SET TASK
Leave out the pictures; transcribe all else exactly.

GIVEN INFORMATION
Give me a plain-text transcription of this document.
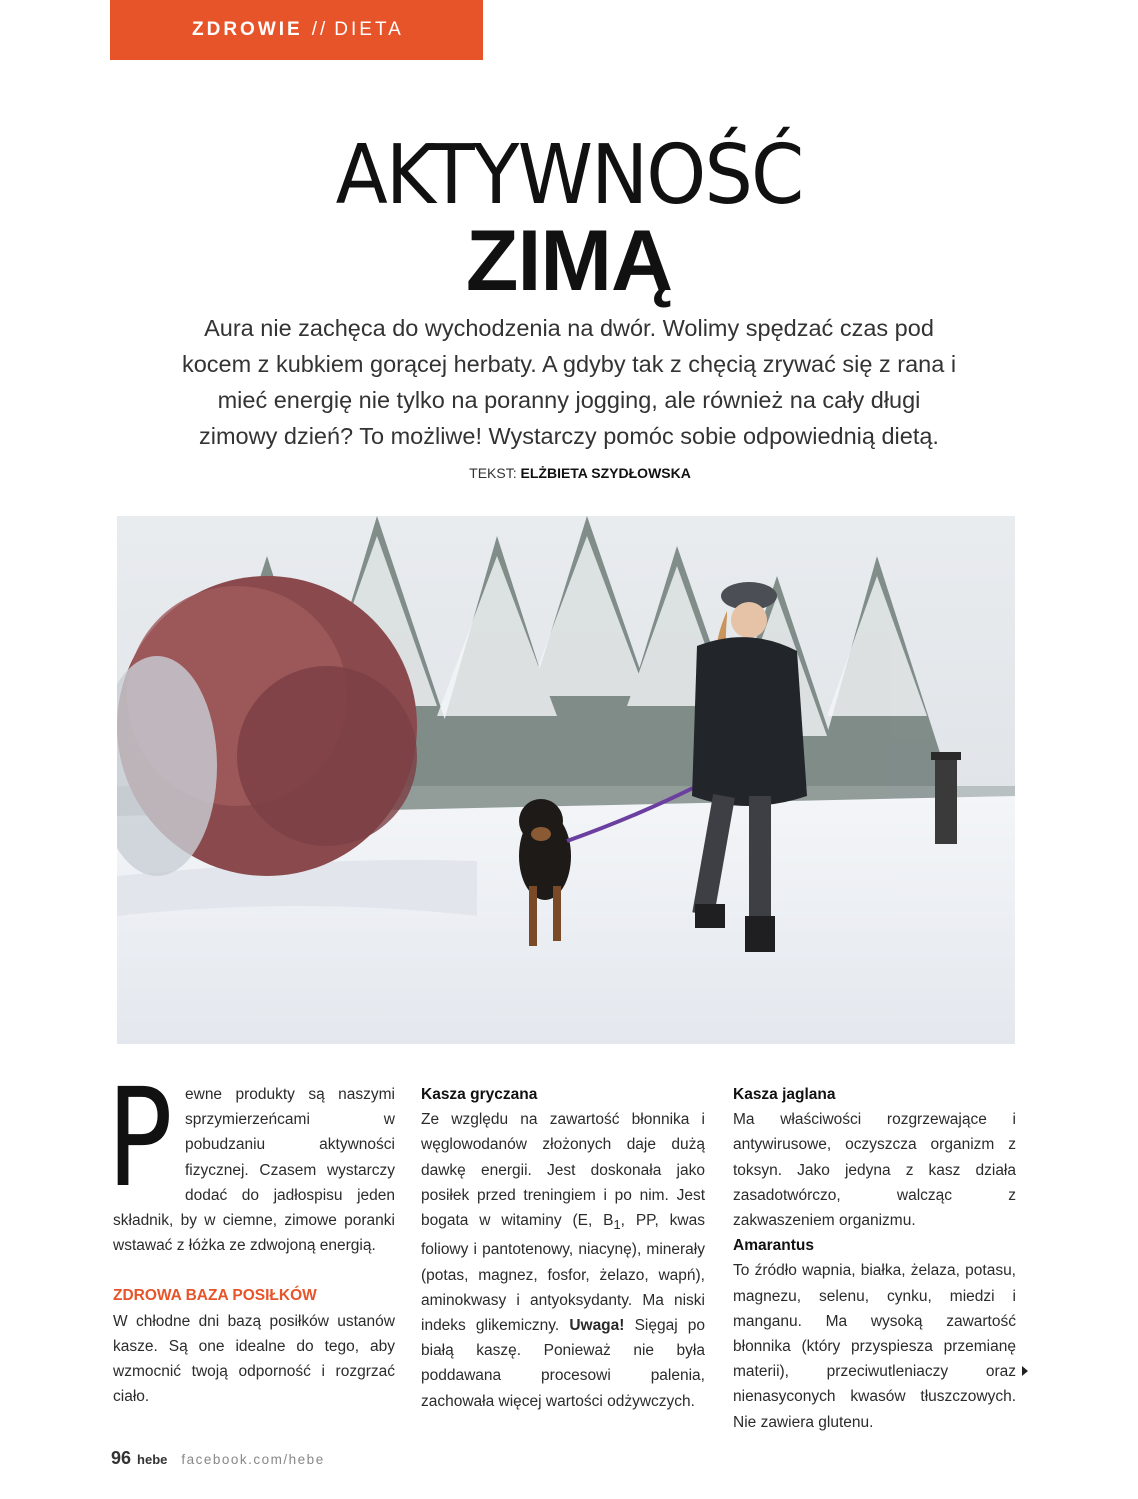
ZDROWIE // DIETA
AKTYWNOŚĆ
ZIMĄ

Aura nie zachęca do wychodzenia na dwór. Wolimy spędzać czas pod kocem z kubkiem gorącej herbaty. A gdyby tak z chęcią zrywać się z rana i mieć energię nie tylko na poranny jogging, ale również na cały długi zimowy dzień? To możliwe! Wystarczy pomóc sobie odpowiednią dietą. TEKST: ELŻBIETA SZYDŁOWSKA

P ewne produkty są naszymi sprzymierzeńcami w pobudzaniu aktywności fizycznej. Czasem wystarczy dodać do jadłospisu jeden składnik, by w ciemne, zimowe poranki wstawać z łóżka ze zdwojoną energią.

ZDROWA BAZA POSIŁKÓW

W chłodne dni bazą posiłków ustanów kasze. Są one idealne do tego, aby wzmocnić twoją odporność i rozgrzać ciało.

Kasza gryczana

Ze względu na zawartość błonnika i węglowodanów złożonych daje dużą dawkę energii. Jest doskonała jako posiłek przed treningiem i po nim. Jest bogata w witaminy (E, $B_1$, PP, kwas foliowy i pantotenowy, niacynę), minerały (potas, magnez, fosfor, żelazo, wapń), aminokwasy i antyoksydanty. Ma niski indeks glikemiczny. Uwaga! Sięgaj po białą kaszę. Ponieważ nie była poddawana procesowi palenia, zachowała więcej wartości odżywczych.

Kasza jaglana

Ma właściwości rozgrzewające i antywirusowe, oczyszcza organizm z toksyn. Jako jedyna z kasz działa zasadotwórczo, walcząc z zakwaszeniem organizmu.

Amarantus

To źródło wapnia, białka, żelaza, potasu, magnezu, selenu, cynku, miedzi i manganu. Ma wysoką zawartość błonnika (który przyspiesza przemianę materii), przeciwutleniaczy oraz nienasyconych kwasów tłuszczowych. Nie zawiera glutenu.

96 hebe facebook.com/hebe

EXERCISE ANSWER
Give me a plain-text transcription of this document.
ZDROWIE // DIETA
AKTYWNOŚĆ
ZIMĄ

Aura nie zachęca do wychodzenia na dwór. Wolimy spędzać czas pod kocem z kubkiem gorącej herbaty. A gdyby tak z chęcią zrywać się z rana i mieć energię nie tylko na poranny jogging, ale również na cały długi zimowy dzień? To możliwe! Wystarczy pomóc sobie odpowiednią dietą. TEKST: ELŻBIETA SZYDŁOWSKA

P ewne produkty są naszymi sprzymierzeńcami w pobudzaniu aktywności fizycznej. Czasem wystarczy dodać do jadłospisu jeden składnik, by w ciemne, zimowe poranki wstawać z łóżka ze zdwojoną energią.

ZDROWA BAZA POSIŁKÓW

W chłodne dni bazą posiłków ustanów kasze. Są one idealne do tego, aby wzmocnić twoją odporność i rozgrzać ciało.

Kasza gryczana

Ze względu na zawartość błonnika i węglowodanów złożonych daje dużą dawkę energii. Jest doskonała jako posiłek przed treningiem i po nim. Jest bogata w witaminy (E, $B_1$, PP, kwas foliowy i pantotenowy, niacynę), minerały (potas, magnez, fosfor, żelazo, wapń), aminokwasy i antyoksydanty. Ma niski indeks glikemiczny. Uwaga! Sięgaj po białą kaszę. Ponieważ nie była poddawana procesowi palenia, zachowała więcej wartości odżywczych.

Kasza jaglana

Ma właściwości rozgrzewające i antywirusowe, oczyszcza organizm z toksyn. Jako jedyna z kasz działa zasadotwórczo, walcząc z zakwaszeniem organizmu.

Amarantus

To źródło wapnia, białka, żelaza, potasu, magnezu, selenu, cynku, miedzi i manganu. Ma wysoką zawartość błonnika (który przyspiesza przemianę materii), przeciwutleniaczy oraz nienasyconych kwasów tłuszczowych. Nie zawiera glutenu.

96 hebe facebook.com/hebe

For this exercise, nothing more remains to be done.